* BEGIN ENTRIES *

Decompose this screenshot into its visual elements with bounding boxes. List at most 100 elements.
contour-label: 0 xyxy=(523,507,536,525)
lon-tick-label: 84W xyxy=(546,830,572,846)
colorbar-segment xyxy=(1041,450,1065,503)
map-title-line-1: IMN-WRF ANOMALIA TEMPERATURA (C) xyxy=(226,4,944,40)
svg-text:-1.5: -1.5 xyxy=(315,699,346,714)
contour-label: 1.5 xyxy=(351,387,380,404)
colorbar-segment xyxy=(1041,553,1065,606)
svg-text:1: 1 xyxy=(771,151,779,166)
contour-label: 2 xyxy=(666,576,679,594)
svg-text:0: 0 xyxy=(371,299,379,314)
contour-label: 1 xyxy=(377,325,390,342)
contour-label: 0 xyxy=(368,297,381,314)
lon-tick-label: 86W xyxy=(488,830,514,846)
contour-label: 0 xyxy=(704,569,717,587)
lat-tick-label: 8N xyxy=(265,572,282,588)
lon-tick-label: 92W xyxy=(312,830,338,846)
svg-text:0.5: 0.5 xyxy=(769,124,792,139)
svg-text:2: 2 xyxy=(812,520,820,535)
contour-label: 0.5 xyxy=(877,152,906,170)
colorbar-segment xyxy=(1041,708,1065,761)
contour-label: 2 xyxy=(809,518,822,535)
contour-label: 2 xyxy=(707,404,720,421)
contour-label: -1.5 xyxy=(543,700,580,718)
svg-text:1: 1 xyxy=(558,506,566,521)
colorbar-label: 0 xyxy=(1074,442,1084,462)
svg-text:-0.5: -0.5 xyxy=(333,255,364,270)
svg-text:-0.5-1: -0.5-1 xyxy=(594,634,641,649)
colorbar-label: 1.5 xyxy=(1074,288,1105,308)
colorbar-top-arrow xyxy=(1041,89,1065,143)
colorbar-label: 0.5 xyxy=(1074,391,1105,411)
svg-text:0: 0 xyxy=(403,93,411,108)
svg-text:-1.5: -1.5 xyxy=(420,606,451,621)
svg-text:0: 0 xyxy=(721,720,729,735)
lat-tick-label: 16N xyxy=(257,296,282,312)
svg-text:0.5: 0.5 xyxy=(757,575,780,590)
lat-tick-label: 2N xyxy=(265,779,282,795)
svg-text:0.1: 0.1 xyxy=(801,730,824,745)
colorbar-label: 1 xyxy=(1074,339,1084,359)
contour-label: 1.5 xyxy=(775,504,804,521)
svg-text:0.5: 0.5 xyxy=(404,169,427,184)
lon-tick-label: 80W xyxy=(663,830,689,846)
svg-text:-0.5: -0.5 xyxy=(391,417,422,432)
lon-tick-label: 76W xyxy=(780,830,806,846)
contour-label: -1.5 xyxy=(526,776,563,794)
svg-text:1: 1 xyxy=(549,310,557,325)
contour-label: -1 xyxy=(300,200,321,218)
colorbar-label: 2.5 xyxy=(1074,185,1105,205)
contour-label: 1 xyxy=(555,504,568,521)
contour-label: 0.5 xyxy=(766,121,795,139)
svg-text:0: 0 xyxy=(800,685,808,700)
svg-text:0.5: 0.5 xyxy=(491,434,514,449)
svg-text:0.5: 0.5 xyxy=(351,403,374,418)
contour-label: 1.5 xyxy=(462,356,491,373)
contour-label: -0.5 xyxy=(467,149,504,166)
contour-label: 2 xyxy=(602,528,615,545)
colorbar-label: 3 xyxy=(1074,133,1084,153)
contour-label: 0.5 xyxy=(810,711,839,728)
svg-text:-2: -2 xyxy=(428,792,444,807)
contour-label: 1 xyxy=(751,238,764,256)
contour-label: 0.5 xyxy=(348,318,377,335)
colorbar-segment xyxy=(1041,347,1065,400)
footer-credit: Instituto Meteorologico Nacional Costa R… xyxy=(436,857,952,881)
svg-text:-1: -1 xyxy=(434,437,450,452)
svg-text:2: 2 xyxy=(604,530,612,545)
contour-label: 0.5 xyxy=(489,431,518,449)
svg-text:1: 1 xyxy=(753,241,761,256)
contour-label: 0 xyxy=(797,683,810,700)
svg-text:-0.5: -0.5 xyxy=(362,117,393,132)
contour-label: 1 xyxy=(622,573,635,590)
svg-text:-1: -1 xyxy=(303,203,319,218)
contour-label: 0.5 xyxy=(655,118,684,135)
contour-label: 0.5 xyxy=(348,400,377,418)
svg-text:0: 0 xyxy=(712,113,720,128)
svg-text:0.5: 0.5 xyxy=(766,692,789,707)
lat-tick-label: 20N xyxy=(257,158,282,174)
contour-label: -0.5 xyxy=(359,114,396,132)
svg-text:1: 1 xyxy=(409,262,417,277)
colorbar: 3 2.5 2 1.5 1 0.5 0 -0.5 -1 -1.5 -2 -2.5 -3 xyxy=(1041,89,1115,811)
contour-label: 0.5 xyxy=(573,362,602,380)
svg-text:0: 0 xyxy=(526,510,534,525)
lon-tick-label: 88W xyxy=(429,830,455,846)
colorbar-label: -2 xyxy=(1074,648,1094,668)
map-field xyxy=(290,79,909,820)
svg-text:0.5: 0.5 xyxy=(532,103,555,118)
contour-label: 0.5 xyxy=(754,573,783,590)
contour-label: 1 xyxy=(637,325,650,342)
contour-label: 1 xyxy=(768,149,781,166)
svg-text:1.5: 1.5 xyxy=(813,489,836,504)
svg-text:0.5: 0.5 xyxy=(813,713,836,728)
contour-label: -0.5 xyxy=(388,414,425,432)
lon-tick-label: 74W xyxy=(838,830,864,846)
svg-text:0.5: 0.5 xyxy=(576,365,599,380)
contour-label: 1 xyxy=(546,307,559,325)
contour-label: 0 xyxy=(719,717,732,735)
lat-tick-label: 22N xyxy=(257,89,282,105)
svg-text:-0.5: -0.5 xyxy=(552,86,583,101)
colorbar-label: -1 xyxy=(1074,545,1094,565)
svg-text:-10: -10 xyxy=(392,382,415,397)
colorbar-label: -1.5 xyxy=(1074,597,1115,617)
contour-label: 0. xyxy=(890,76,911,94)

* END ENTRIES *

**WRITTEN INSTRUCTION**
Please copy out all of the records above line for line, keeping every character unchanged.

**ANSWER FOR THE TASK**
Decompose this screenshot into its visual elements with bounding boxes. List at most 100 elements.
contour-label: 0 xyxy=(523,507,536,525)
lon-tick-label: 84W xyxy=(546,830,572,846)
colorbar-segment xyxy=(1041,450,1065,503)
map-title-line-1: IMN-WRF ANOMALIA TEMPERATURA (C) xyxy=(226,4,944,40)
svg-text:-1.5: -1.5 xyxy=(315,699,346,714)
contour-label: 1.5 xyxy=(351,387,380,404)
colorbar-segment xyxy=(1041,553,1065,606)
svg-text:1: 1 xyxy=(771,151,779,166)
contour-label: 2 xyxy=(666,576,679,594)
svg-text:0: 0 xyxy=(371,299,379,314)
contour-label: 1 xyxy=(377,325,390,342)
contour-label: 0 xyxy=(368,297,381,314)
lon-tick-label: 86W xyxy=(488,830,514,846)
contour-label: 0 xyxy=(704,569,717,587)
lat-tick-label: 8N xyxy=(265,572,282,588)
lon-tick-label: 92W xyxy=(312,830,338,846)
svg-text:0.5: 0.5 xyxy=(769,124,792,139)
svg-text:2: 2 xyxy=(812,520,820,535)
contour-label: 0.5 xyxy=(877,152,906,170)
colorbar-segment xyxy=(1041,708,1065,761)
contour-label: 2 xyxy=(809,518,822,535)
contour-label: 2 xyxy=(707,404,720,421)
contour-label: -1.5 xyxy=(543,700,580,718)
svg-text:1: 1 xyxy=(558,506,566,521)
colorbar-label: 0 xyxy=(1074,442,1084,462)
svg-text:-0.5: -0.5 xyxy=(333,255,364,270)
svg-text:-0.5-1: -0.5-1 xyxy=(594,634,641,649)
colorbar-label: 1.5 xyxy=(1074,288,1105,308)
colorbar-top-arrow xyxy=(1041,89,1065,143)
colorbar-label: 0.5 xyxy=(1074,391,1105,411)
svg-text:0: 0 xyxy=(403,93,411,108)
svg-text:-1.5: -1.5 xyxy=(420,606,451,621)
svg-text:0: 0 xyxy=(721,720,729,735)
lat-tick-label: 16N xyxy=(257,296,282,312)
svg-text:0.5: 0.5 xyxy=(757,575,780,590)
lat-tick-label: 2N xyxy=(265,779,282,795)
svg-text:0.1: 0.1 xyxy=(801,730,824,745)
colorbar-label: 1 xyxy=(1074,339,1084,359)
contour-label: 1.5 xyxy=(775,504,804,521)
svg-text:0.5: 0.5 xyxy=(404,169,427,184)
lon-tick-label: 80W xyxy=(663,830,689,846)
svg-text:-0.5: -0.5 xyxy=(391,417,422,432)
lon-tick-label: 76W xyxy=(780,830,806,846)
contour-label: -1.5 xyxy=(526,776,563,794)
svg-text:1: 1 xyxy=(549,310,557,325)
contour-label: -1 xyxy=(300,200,321,218)
colorbar-label: 2.5 xyxy=(1074,185,1105,205)
contour-label: 1 xyxy=(555,504,568,521)
contour-label: 0.5 xyxy=(766,121,795,139)
svg-text:0: 0 xyxy=(800,685,808,700)
svg-text:0.5: 0.5 xyxy=(491,434,514,449)
svg-text:0.5: 0.5 xyxy=(351,403,374,418)
contour-label: 1.5 xyxy=(462,356,491,373)
contour-label: -0.5 xyxy=(467,149,504,166)
contour-label: 2 xyxy=(602,528,615,545)
colorbar-label: 3 xyxy=(1074,133,1084,153)
contour-label: 0.5 xyxy=(810,711,839,728)
svg-text:-2: -2 xyxy=(428,792,444,807)
contour-label: 1 xyxy=(751,238,764,256)
contour-label: 0.5 xyxy=(348,318,377,335)
colorbar-segment xyxy=(1041,347,1065,400)
footer-credit: Instituto Meteorologico Nacional Costa R… xyxy=(436,857,952,881)
svg-text:-1: -1 xyxy=(434,437,450,452)
svg-text:2: 2 xyxy=(604,530,612,545)
contour-label: 0.5 xyxy=(489,431,518,449)
svg-text:1: 1 xyxy=(753,241,761,256)
contour-label: 0 xyxy=(797,683,810,700)
svg-text:-0.5: -0.5 xyxy=(362,117,393,132)
contour-label: 1 xyxy=(622,573,635,590)
svg-text:-1: -1 xyxy=(303,203,319,218)
contour-label: 0.5 xyxy=(655,118,684,135)
contour-label: 0.5 xyxy=(348,400,377,418)
svg-text:0: 0 xyxy=(712,113,720,128)
svg-text:0.5: 0.5 xyxy=(766,692,789,707)
lat-tick-label: 20N xyxy=(257,158,282,174)
contour-label: -0.5 xyxy=(359,114,396,132)
svg-text:1: 1 xyxy=(409,262,417,277)
colorbar: 3 2.5 2 1.5 1 0.5 0 -0.5 -1 -1.5 -2 -2.5 -3 xyxy=(1041,89,1115,811)
contour-label: 0.5 xyxy=(573,362,602,380)
svg-text:0: 0 xyxy=(526,510,534,525)
lon-tick-label: 88W xyxy=(429,830,455,846)
colorbar-label: -2 xyxy=(1074,648,1094,668)
map-field xyxy=(290,79,909,820)
svg-text:0.5: 0.5 xyxy=(532,103,555,118)
contour-label: 0.5 xyxy=(754,573,783,590)
contour-label: 1 xyxy=(637,325,650,342)
contour-label: 1 xyxy=(768,149,781,166)
svg-text:1.5: 1.5 xyxy=(813,489,836,504)
svg-text:0.5: 0.5 xyxy=(813,713,836,728)
contour-label: -0.5 xyxy=(388,414,425,432)
lon-tick-label: 74W xyxy=(838,830,864,846)
svg-text:0.5: 0.5 xyxy=(576,365,599,380)
contour-label: 1 xyxy=(546,307,559,325)
contour-label: 0 xyxy=(719,717,732,735)
lat-tick-label: 22N xyxy=(257,89,282,105)
svg-text:-0.5: -0.5 xyxy=(552,86,583,101)
colorbar-label: -1 xyxy=(1074,545,1094,565)
svg-text:-10: -10 xyxy=(392,382,415,397)
colorbar-label: -1.5 xyxy=(1074,597,1115,617)
contour-label: 0. xyxy=(890,76,911,94)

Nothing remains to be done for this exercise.